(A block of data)
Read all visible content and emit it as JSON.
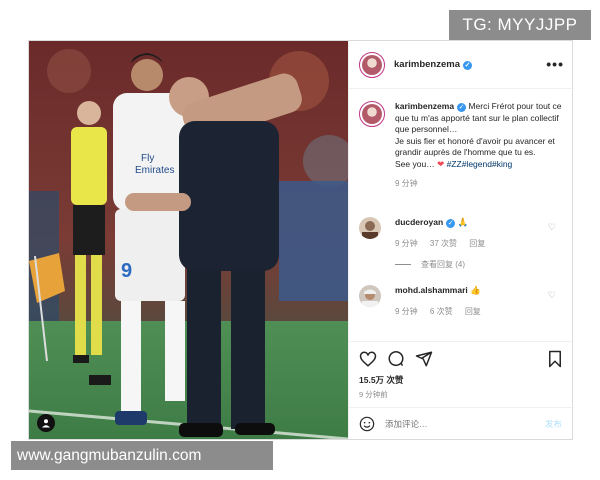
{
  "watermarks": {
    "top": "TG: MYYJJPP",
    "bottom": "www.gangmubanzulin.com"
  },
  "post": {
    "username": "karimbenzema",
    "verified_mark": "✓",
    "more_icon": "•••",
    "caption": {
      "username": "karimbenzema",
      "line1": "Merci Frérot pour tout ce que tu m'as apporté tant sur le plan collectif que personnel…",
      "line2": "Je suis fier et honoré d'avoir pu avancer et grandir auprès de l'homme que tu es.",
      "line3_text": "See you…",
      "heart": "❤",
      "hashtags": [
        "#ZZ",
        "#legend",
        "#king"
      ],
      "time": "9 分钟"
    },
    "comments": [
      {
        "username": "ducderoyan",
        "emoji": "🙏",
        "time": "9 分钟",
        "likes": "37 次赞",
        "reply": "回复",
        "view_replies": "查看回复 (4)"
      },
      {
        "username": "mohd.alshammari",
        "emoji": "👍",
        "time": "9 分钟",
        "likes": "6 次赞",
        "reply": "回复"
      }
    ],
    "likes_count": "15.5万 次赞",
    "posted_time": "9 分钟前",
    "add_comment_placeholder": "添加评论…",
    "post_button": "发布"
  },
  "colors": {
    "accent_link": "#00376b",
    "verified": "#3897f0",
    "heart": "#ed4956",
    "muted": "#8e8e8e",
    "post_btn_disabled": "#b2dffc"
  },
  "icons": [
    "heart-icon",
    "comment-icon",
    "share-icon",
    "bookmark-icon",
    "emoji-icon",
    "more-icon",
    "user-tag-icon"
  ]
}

---

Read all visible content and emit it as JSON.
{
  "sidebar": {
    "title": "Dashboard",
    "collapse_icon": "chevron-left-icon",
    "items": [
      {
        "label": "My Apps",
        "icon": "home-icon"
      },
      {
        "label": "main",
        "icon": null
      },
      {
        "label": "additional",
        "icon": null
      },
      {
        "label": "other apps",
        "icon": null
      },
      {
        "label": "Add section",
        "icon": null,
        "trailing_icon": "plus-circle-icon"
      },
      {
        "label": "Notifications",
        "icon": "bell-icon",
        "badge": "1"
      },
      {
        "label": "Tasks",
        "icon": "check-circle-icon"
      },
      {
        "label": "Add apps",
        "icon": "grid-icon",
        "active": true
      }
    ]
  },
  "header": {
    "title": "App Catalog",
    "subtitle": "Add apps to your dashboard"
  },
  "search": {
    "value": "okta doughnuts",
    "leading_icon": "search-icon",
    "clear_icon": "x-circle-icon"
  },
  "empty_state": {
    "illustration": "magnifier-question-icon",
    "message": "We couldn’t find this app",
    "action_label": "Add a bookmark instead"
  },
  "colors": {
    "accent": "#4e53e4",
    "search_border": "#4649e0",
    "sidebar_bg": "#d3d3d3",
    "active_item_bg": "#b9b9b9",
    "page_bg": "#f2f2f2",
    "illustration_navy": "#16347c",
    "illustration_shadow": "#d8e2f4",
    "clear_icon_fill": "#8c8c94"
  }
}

--

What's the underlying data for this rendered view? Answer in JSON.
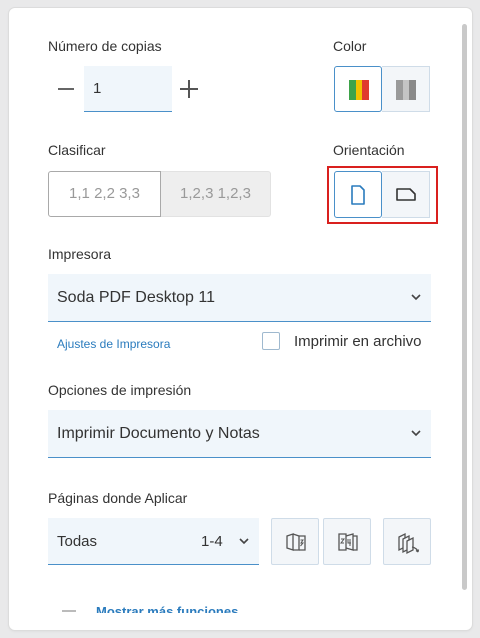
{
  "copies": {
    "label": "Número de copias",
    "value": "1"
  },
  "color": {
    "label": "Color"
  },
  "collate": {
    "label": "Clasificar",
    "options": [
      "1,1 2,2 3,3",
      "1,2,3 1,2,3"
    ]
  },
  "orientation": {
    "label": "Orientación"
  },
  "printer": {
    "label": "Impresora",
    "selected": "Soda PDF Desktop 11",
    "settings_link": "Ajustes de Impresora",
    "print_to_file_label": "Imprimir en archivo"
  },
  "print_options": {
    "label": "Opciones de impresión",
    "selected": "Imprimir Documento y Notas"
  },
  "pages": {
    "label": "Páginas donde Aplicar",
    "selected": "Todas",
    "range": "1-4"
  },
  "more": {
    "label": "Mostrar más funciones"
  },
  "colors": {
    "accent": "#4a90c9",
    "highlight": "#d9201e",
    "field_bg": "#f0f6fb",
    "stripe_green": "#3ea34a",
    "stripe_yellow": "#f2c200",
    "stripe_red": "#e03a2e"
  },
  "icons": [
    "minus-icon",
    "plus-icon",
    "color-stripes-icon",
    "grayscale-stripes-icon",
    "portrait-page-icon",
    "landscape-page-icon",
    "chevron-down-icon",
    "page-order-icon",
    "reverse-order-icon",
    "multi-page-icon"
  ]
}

> [Challenge]: Copy every line of the data that holds the string "plus".

> [Response to the task]:
        "trailing_icon": "plus-circle-icon"
    "plus-icon",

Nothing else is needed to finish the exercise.